▸ **Request**
Reproduce each line of the material exactly, minus any picture.
* Begin *
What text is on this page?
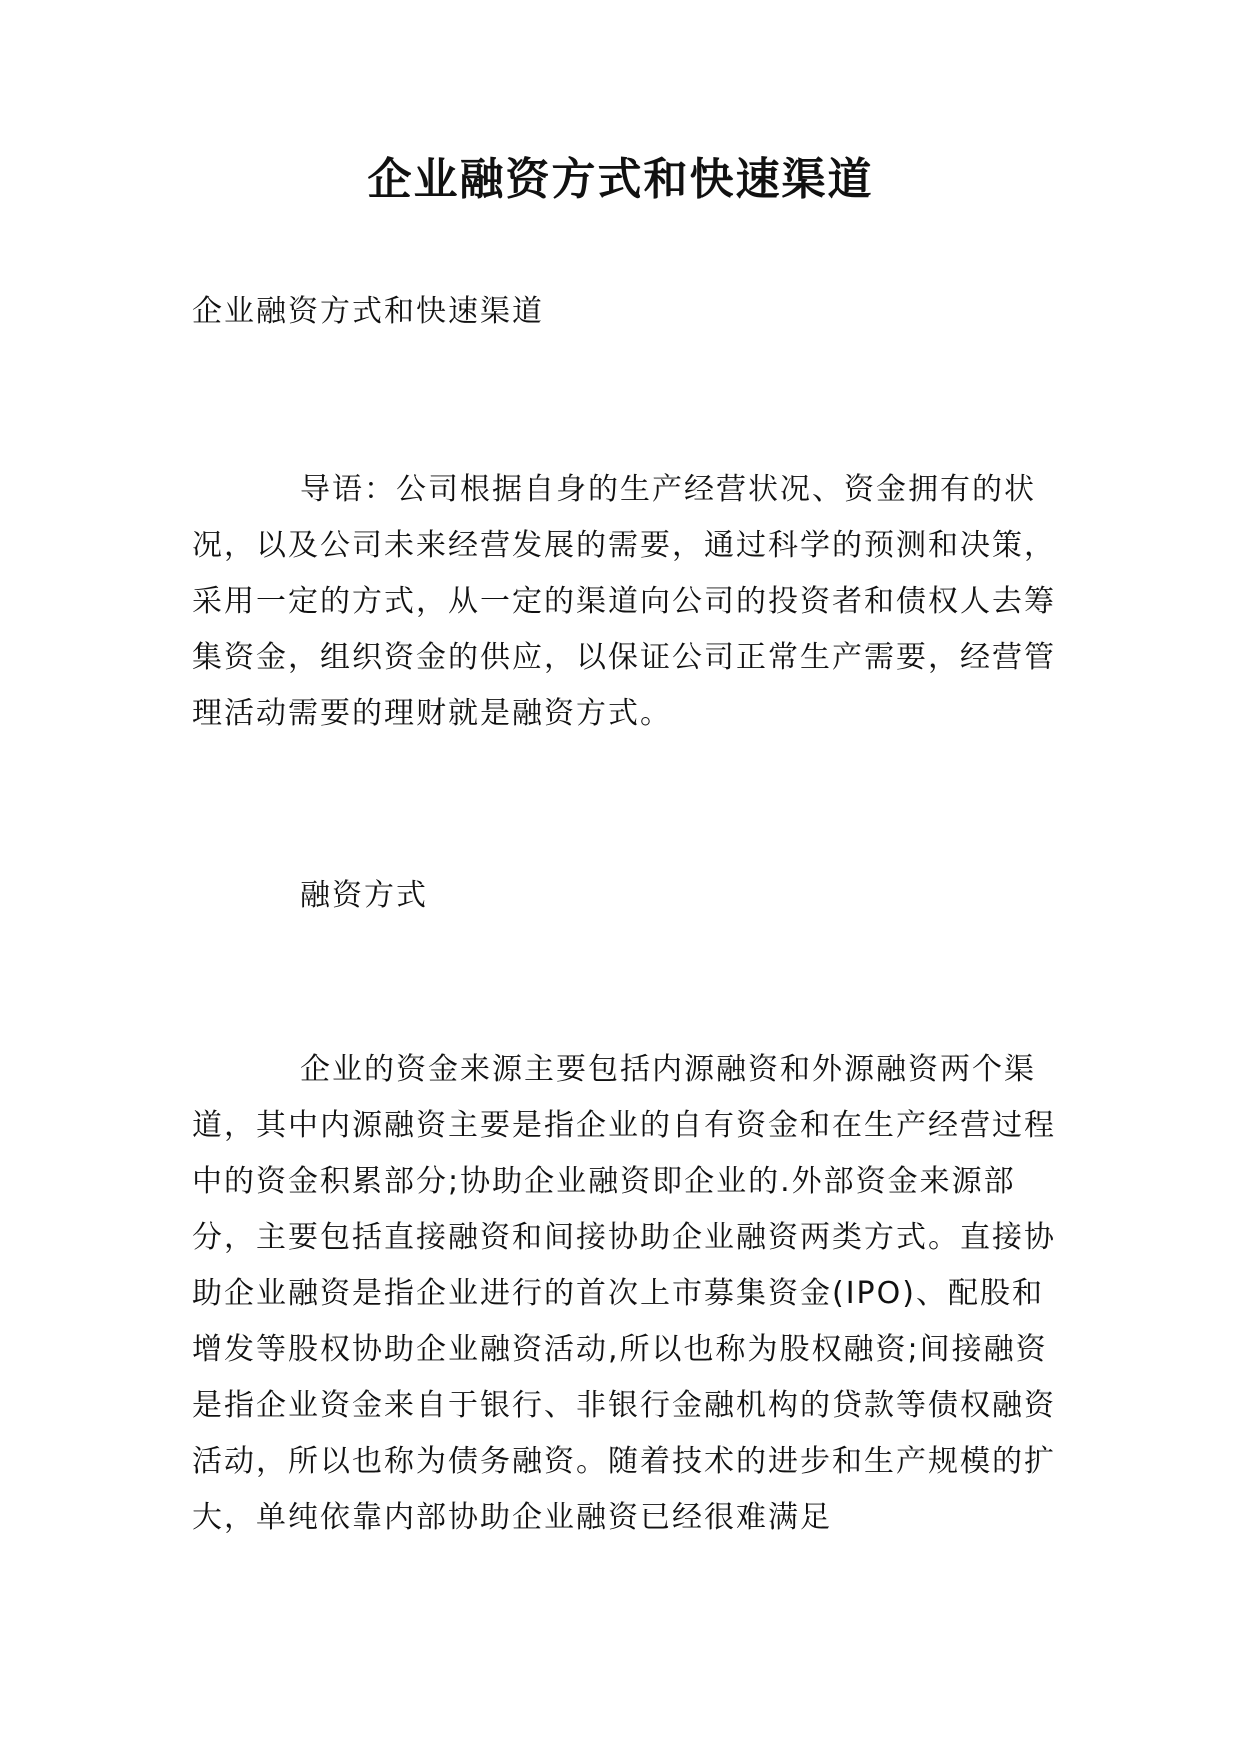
企业融资方式和快速渠道
企业融资方式和快速渠道

导语：公司根据自身的生产经营状况、资金拥有的状况，以及公司未来经营发展的需要，通过科学的预测和决策，采用一定的方式，从一定的渠道向公司的投资者和债权人去筹集资金，组织资金的供应，以保证公司正常生产需要，经营管理活动需要的理财就是融资方式。

融资方式

企业的资金来源主要包括内源融资和外源融资两个渠道，其中内源融资主要是指企业的自有资金和在生产经营过程中的资金积累部分;协助企业融资即企业的.外部资金来源部分，主要包括直接融资和间接协助企业融资两类方式。直接协助企业融资是指企业进行的首次上市募集资金(IPO)、配股和增发等股权协助企业融资活动,所以也称为股权融资;间接融资是指企业资金来自于银行、非银行金融机构的贷款等债权融资活动，所以也称为债务融资。随着技术的进步和生产规模的扩大，单纯依靠内部协助企业融资已经很难满足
* End *
▸ **Exercise output**
What text is on this page?
企业融资方式和快速渠道
企业融资方式和快速渠道

导语：公司根据自身的生产经营状况、资金拥有的状况，以及公司未来经营发展的需要，通过科学的预测和决策，采用一定的方式，从一定的渠道向公司的投资者和债权人去筹集资金，组织资金的供应，以保证公司正常生产需要，经营管理活动需要的理财就是融资方式。

融资方式

企业的资金来源主要包括内源融资和外源融资两个渠道，其中内源融资主要是指企业的自有资金和在生产经营过程中的资金积累部分;协助企业融资即企业的.外部资金来源部分，主要包括直接融资和间接协助企业融资两类方式。直接协助企业融资是指企业进行的首次上市募集资金(IPO)、配股和增发等股权协助企业融资活动,所以也称为股权融资;间接融资是指企业资金来自于银行、非银行金融机构的贷款等债权融资活动，所以也称为债务融资。随着技术的进步和生产规模的扩大，单纯依靠内部协助企业融资已经很难满足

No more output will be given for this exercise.